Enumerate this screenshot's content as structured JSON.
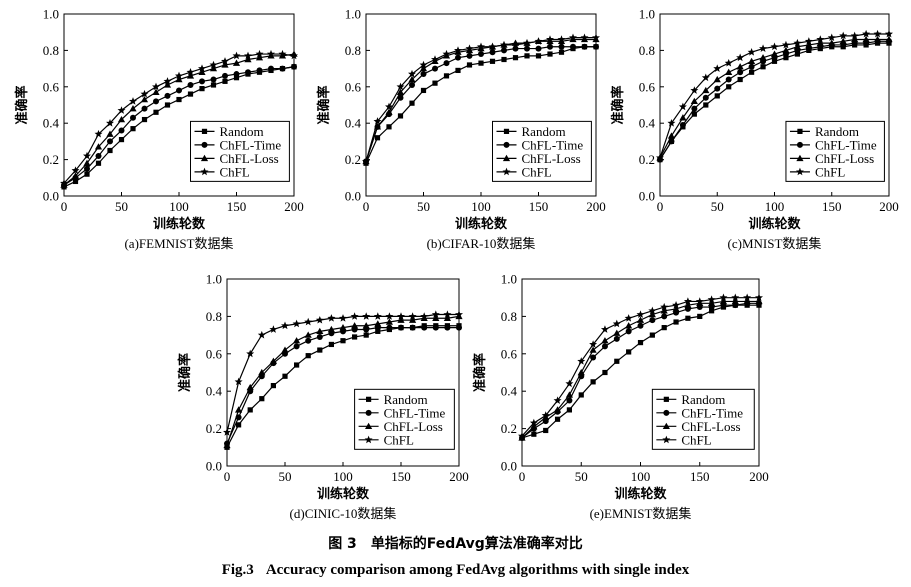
{
  "figure": {
    "caption_cn_number": "图 3",
    "caption_cn_text": "单指标的FedAvg算法准确率对比",
    "caption_en_number": "Fig.3",
    "caption_en_text": "Accuracy comparison among FedAvg algorithms with single index"
  },
  "chart_data": [
    {
      "type": "line",
      "subtitle": "(a)FEMNIST数据集",
      "xlabel": "训练轮数",
      "ylabel": "准确率",
      "xlim": [
        0,
        200
      ],
      "ylim": [
        0,
        1.0
      ],
      "xticks": [
        0,
        50,
        100,
        150,
        200
      ],
      "yticks": [
        0.0,
        0.2,
        0.4,
        0.6,
        0.8,
        1.0
      ],
      "legend_position": "lower-right",
      "series": [
        {
          "name": "Random",
          "marker": "square",
          "x": [
            0,
            10,
            20,
            30,
            40,
            50,
            60,
            70,
            80,
            90,
            100,
            110,
            120,
            130,
            140,
            150,
            160,
            170,
            180,
            190,
            200
          ],
          "y": [
            0.05,
            0.08,
            0.12,
            0.18,
            0.25,
            0.31,
            0.37,
            0.42,
            0.46,
            0.5,
            0.53,
            0.56,
            0.59,
            0.61,
            0.63,
            0.65,
            0.67,
            0.68,
            0.69,
            0.7,
            0.71
          ]
        },
        {
          "name": "ChFL-Time",
          "marker": "circle",
          "x": [
            0,
            10,
            20,
            30,
            40,
            50,
            60,
            70,
            80,
            90,
            100,
            110,
            120,
            130,
            140,
            150,
            160,
            170,
            180,
            190,
            200
          ],
          "y": [
            0.06,
            0.1,
            0.15,
            0.22,
            0.3,
            0.36,
            0.43,
            0.48,
            0.52,
            0.55,
            0.58,
            0.61,
            0.63,
            0.64,
            0.66,
            0.67,
            0.68,
            0.69,
            0.7,
            0.7,
            0.71
          ]
        },
        {
          "name": "ChFL-Loss",
          "marker": "triangle",
          "x": [
            0,
            10,
            20,
            30,
            40,
            50,
            60,
            70,
            80,
            90,
            100,
            110,
            120,
            130,
            140,
            150,
            160,
            170,
            180,
            190,
            200
          ],
          "y": [
            0.06,
            0.11,
            0.18,
            0.27,
            0.34,
            0.42,
            0.48,
            0.53,
            0.57,
            0.61,
            0.64,
            0.66,
            0.68,
            0.7,
            0.72,
            0.73,
            0.75,
            0.76,
            0.77,
            0.77,
            0.78
          ]
        },
        {
          "name": "ChFL",
          "marker": "star",
          "x": [
            0,
            10,
            20,
            30,
            40,
            50,
            60,
            70,
            80,
            90,
            100,
            110,
            120,
            130,
            140,
            150,
            160,
            170,
            180,
            190,
            200
          ],
          "y": [
            0.07,
            0.14,
            0.22,
            0.34,
            0.4,
            0.47,
            0.52,
            0.56,
            0.6,
            0.63,
            0.66,
            0.68,
            0.7,
            0.72,
            0.74,
            0.77,
            0.77,
            0.78,
            0.78,
            0.78,
            0.77
          ]
        }
      ]
    },
    {
      "type": "line",
      "subtitle": "(b)CIFAR-10数据集",
      "xlabel": "训练轮数",
      "ylabel": "准确率",
      "xlim": [
        0,
        200
      ],
      "ylim": [
        0,
        1.0
      ],
      "xticks": [
        0,
        50,
        100,
        150,
        200
      ],
      "yticks": [
        0.0,
        0.2,
        0.4,
        0.6,
        0.8,
        1.0
      ],
      "legend_position": "lower-right",
      "series": [
        {
          "name": "Random",
          "marker": "square",
          "x": [
            0,
            10,
            20,
            30,
            40,
            50,
            60,
            70,
            80,
            90,
            100,
            110,
            120,
            130,
            140,
            150,
            160,
            170,
            180,
            190,
            200
          ],
          "y": [
            0.18,
            0.32,
            0.38,
            0.44,
            0.51,
            0.58,
            0.62,
            0.66,
            0.69,
            0.72,
            0.73,
            0.74,
            0.75,
            0.76,
            0.77,
            0.77,
            0.78,
            0.79,
            0.81,
            0.82,
            0.82
          ]
        },
        {
          "name": "ChFL-Time",
          "marker": "circle",
          "x": [
            0,
            10,
            20,
            30,
            40,
            50,
            60,
            70,
            80,
            90,
            100,
            110,
            120,
            130,
            140,
            150,
            160,
            170,
            180,
            190,
            200
          ],
          "y": [
            0.19,
            0.38,
            0.45,
            0.54,
            0.61,
            0.67,
            0.7,
            0.73,
            0.76,
            0.77,
            0.78,
            0.79,
            0.8,
            0.81,
            0.81,
            0.81,
            0.82,
            0.82,
            0.82,
            0.82,
            0.82
          ]
        },
        {
          "name": "ChFL-Loss",
          "marker": "triangle",
          "x": [
            0,
            10,
            20,
            30,
            40,
            50,
            60,
            70,
            80,
            90,
            100,
            110,
            120,
            130,
            140,
            150,
            160,
            170,
            180,
            190,
            200
          ],
          "y": [
            0.19,
            0.38,
            0.46,
            0.57,
            0.64,
            0.7,
            0.74,
            0.77,
            0.79,
            0.8,
            0.81,
            0.82,
            0.83,
            0.84,
            0.84,
            0.85,
            0.85,
            0.85,
            0.86,
            0.86,
            0.86
          ]
        },
        {
          "name": "ChFL",
          "marker": "star",
          "x": [
            0,
            10,
            20,
            30,
            40,
            50,
            60,
            70,
            80,
            90,
            100,
            110,
            120,
            130,
            140,
            150,
            160,
            170,
            180,
            190,
            200
          ],
          "y": [
            0.19,
            0.41,
            0.49,
            0.6,
            0.67,
            0.72,
            0.75,
            0.78,
            0.8,
            0.81,
            0.82,
            0.82,
            0.83,
            0.83,
            0.84,
            0.85,
            0.86,
            0.86,
            0.87,
            0.87,
            0.87
          ]
        }
      ]
    },
    {
      "type": "line",
      "subtitle": "(c)MNIST数据集",
      "xlabel": "训练轮数",
      "ylabel": "准确率",
      "xlim": [
        0,
        200
      ],
      "ylim": [
        0,
        1.0
      ],
      "xticks": [
        0,
        50,
        100,
        150,
        200
      ],
      "yticks": [
        0.0,
        0.2,
        0.4,
        0.6,
        0.8,
        1.0
      ],
      "legend_position": "lower-right",
      "series": [
        {
          "name": "Random",
          "marker": "square",
          "x": [
            0,
            10,
            20,
            30,
            40,
            50,
            60,
            70,
            80,
            90,
            100,
            110,
            120,
            130,
            140,
            150,
            160,
            170,
            180,
            190,
            200
          ],
          "y": [
            0.2,
            0.3,
            0.38,
            0.45,
            0.5,
            0.55,
            0.6,
            0.64,
            0.68,
            0.71,
            0.74,
            0.76,
            0.78,
            0.8,
            0.81,
            0.82,
            0.82,
            0.83,
            0.83,
            0.84,
            0.84
          ]
        },
        {
          "name": "ChFL-Time",
          "marker": "circle",
          "x": [
            0,
            10,
            20,
            30,
            40,
            50,
            60,
            70,
            80,
            90,
            100,
            110,
            120,
            130,
            140,
            150,
            160,
            170,
            180,
            190,
            200
          ],
          "y": [
            0.2,
            0.3,
            0.39,
            0.48,
            0.54,
            0.59,
            0.64,
            0.68,
            0.71,
            0.74,
            0.76,
            0.78,
            0.8,
            0.81,
            0.82,
            0.83,
            0.83,
            0.84,
            0.84,
            0.85,
            0.85
          ]
        },
        {
          "name": "ChFL-Loss",
          "marker": "triangle",
          "x": [
            0,
            10,
            20,
            30,
            40,
            50,
            60,
            70,
            80,
            90,
            100,
            110,
            120,
            130,
            140,
            150,
            160,
            170,
            180,
            190,
            200
          ],
          "y": [
            0.21,
            0.33,
            0.43,
            0.52,
            0.58,
            0.64,
            0.68,
            0.71,
            0.74,
            0.76,
            0.78,
            0.8,
            0.82,
            0.83,
            0.84,
            0.84,
            0.85,
            0.86,
            0.86,
            0.86,
            0.86
          ]
        },
        {
          "name": "ChFL",
          "marker": "star",
          "x": [
            0,
            10,
            20,
            30,
            40,
            50,
            60,
            70,
            80,
            90,
            100,
            110,
            120,
            130,
            140,
            150,
            160,
            170,
            180,
            190,
            200
          ],
          "y": [
            0.21,
            0.4,
            0.49,
            0.58,
            0.65,
            0.7,
            0.73,
            0.76,
            0.79,
            0.81,
            0.82,
            0.83,
            0.84,
            0.85,
            0.86,
            0.87,
            0.88,
            0.88,
            0.89,
            0.89,
            0.89
          ]
        }
      ]
    },
    {
      "type": "line",
      "subtitle": "(d)CINIC-10数据集",
      "xlabel": "训练轮数",
      "ylabel": "准确率",
      "xlim": [
        0,
        200
      ],
      "ylim": [
        0,
        1.0
      ],
      "xticks": [
        0,
        50,
        100,
        150,
        200
      ],
      "yticks": [
        0.0,
        0.2,
        0.4,
        0.6,
        0.8,
        1.0
      ],
      "legend_position": "lower-right",
      "series": [
        {
          "name": "Random",
          "marker": "square",
          "x": [
            0,
            10,
            20,
            30,
            40,
            50,
            60,
            70,
            80,
            90,
            100,
            110,
            120,
            130,
            140,
            150,
            160,
            170,
            180,
            190,
            200
          ],
          "y": [
            0.1,
            0.22,
            0.3,
            0.36,
            0.43,
            0.48,
            0.54,
            0.59,
            0.62,
            0.65,
            0.67,
            0.69,
            0.7,
            0.72,
            0.73,
            0.74,
            0.74,
            0.75,
            0.75,
            0.75,
            0.75
          ]
        },
        {
          "name": "ChFL-Time",
          "marker": "circle",
          "x": [
            0,
            10,
            20,
            30,
            40,
            50,
            60,
            70,
            80,
            90,
            100,
            110,
            120,
            130,
            140,
            150,
            160,
            170,
            180,
            190,
            200
          ],
          "y": [
            0.12,
            0.26,
            0.4,
            0.48,
            0.55,
            0.6,
            0.64,
            0.67,
            0.69,
            0.71,
            0.72,
            0.73,
            0.73,
            0.74,
            0.74,
            0.74,
            0.74,
            0.74,
            0.74,
            0.74,
            0.74
          ]
        },
        {
          "name": "ChFL-Loss",
          "marker": "triangle",
          "x": [
            0,
            10,
            20,
            30,
            40,
            50,
            60,
            70,
            80,
            90,
            100,
            110,
            120,
            130,
            140,
            150,
            160,
            170,
            180,
            190,
            200
          ],
          "y": [
            0.11,
            0.3,
            0.42,
            0.5,
            0.56,
            0.62,
            0.67,
            0.7,
            0.72,
            0.73,
            0.74,
            0.75,
            0.75,
            0.76,
            0.77,
            0.78,
            0.78,
            0.79,
            0.79,
            0.79,
            0.8
          ]
        },
        {
          "name": "ChFL",
          "marker": "star",
          "x": [
            0,
            10,
            20,
            30,
            40,
            50,
            60,
            70,
            80,
            90,
            100,
            110,
            120,
            130,
            140,
            150,
            160,
            170,
            180,
            190,
            200
          ],
          "y": [
            0.18,
            0.45,
            0.6,
            0.7,
            0.73,
            0.75,
            0.76,
            0.77,
            0.78,
            0.79,
            0.79,
            0.8,
            0.8,
            0.8,
            0.8,
            0.8,
            0.8,
            0.8,
            0.81,
            0.81,
            0.81
          ]
        }
      ]
    },
    {
      "type": "line",
      "subtitle": "(e)EMNIST数据集",
      "xlabel": "训练轮数",
      "ylabel": "准确率",
      "xlim": [
        0,
        200
      ],
      "ylim": [
        0,
        1.0
      ],
      "xticks": [
        0,
        50,
        100,
        150,
        200
      ],
      "yticks": [
        0.0,
        0.2,
        0.4,
        0.6,
        0.8,
        1.0
      ],
      "legend_position": "lower-right",
      "series": [
        {
          "name": "Random",
          "marker": "square",
          "x": [
            0,
            10,
            20,
            30,
            40,
            50,
            60,
            70,
            80,
            90,
            100,
            110,
            120,
            130,
            140,
            150,
            160,
            170,
            180,
            190,
            200
          ],
          "y": [
            0.15,
            0.17,
            0.19,
            0.25,
            0.3,
            0.38,
            0.45,
            0.5,
            0.56,
            0.61,
            0.66,
            0.7,
            0.74,
            0.77,
            0.79,
            0.8,
            0.83,
            0.85,
            0.86,
            0.86,
            0.86
          ]
        },
        {
          "name": "ChFL-Time",
          "marker": "circle",
          "x": [
            0,
            10,
            20,
            30,
            40,
            50,
            60,
            70,
            80,
            90,
            100,
            110,
            120,
            130,
            140,
            150,
            160,
            170,
            180,
            190,
            200
          ],
          "y": [
            0.15,
            0.2,
            0.24,
            0.29,
            0.35,
            0.48,
            0.58,
            0.64,
            0.68,
            0.72,
            0.75,
            0.78,
            0.8,
            0.82,
            0.84,
            0.85,
            0.85,
            0.86,
            0.86,
            0.87,
            0.87
          ]
        },
        {
          "name": "ChFL-Loss",
          "marker": "triangle",
          "x": [
            0,
            10,
            20,
            30,
            40,
            50,
            60,
            70,
            80,
            90,
            100,
            110,
            120,
            130,
            140,
            150,
            160,
            170,
            180,
            190,
            200
          ],
          "y": [
            0.15,
            0.21,
            0.26,
            0.3,
            0.38,
            0.5,
            0.62,
            0.67,
            0.71,
            0.75,
            0.78,
            0.81,
            0.83,
            0.84,
            0.86,
            0.87,
            0.87,
            0.88,
            0.88,
            0.88,
            0.88
          ]
        },
        {
          "name": "ChFL",
          "marker": "star",
          "x": [
            0,
            10,
            20,
            30,
            40,
            50,
            60,
            70,
            80,
            90,
            100,
            110,
            120,
            130,
            140,
            150,
            160,
            170,
            180,
            190,
            200
          ],
          "y": [
            0.16,
            0.23,
            0.27,
            0.35,
            0.44,
            0.56,
            0.65,
            0.73,
            0.76,
            0.79,
            0.81,
            0.83,
            0.85,
            0.86,
            0.88,
            0.88,
            0.89,
            0.9,
            0.9,
            0.9,
            0.9
          ]
        }
      ]
    }
  ]
}
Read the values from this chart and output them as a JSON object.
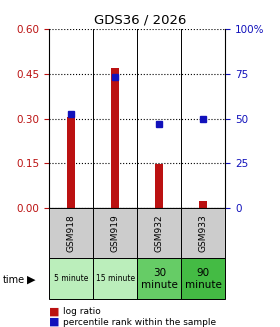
◇ ◇ ◇
• What the exercise asks: Locate the word "this" in the entries, and copy every line where it is found.

• Exercise response:
Enumerate this screenshot's content as structured JSON.
Read the values from this chart and output them as a JSON object.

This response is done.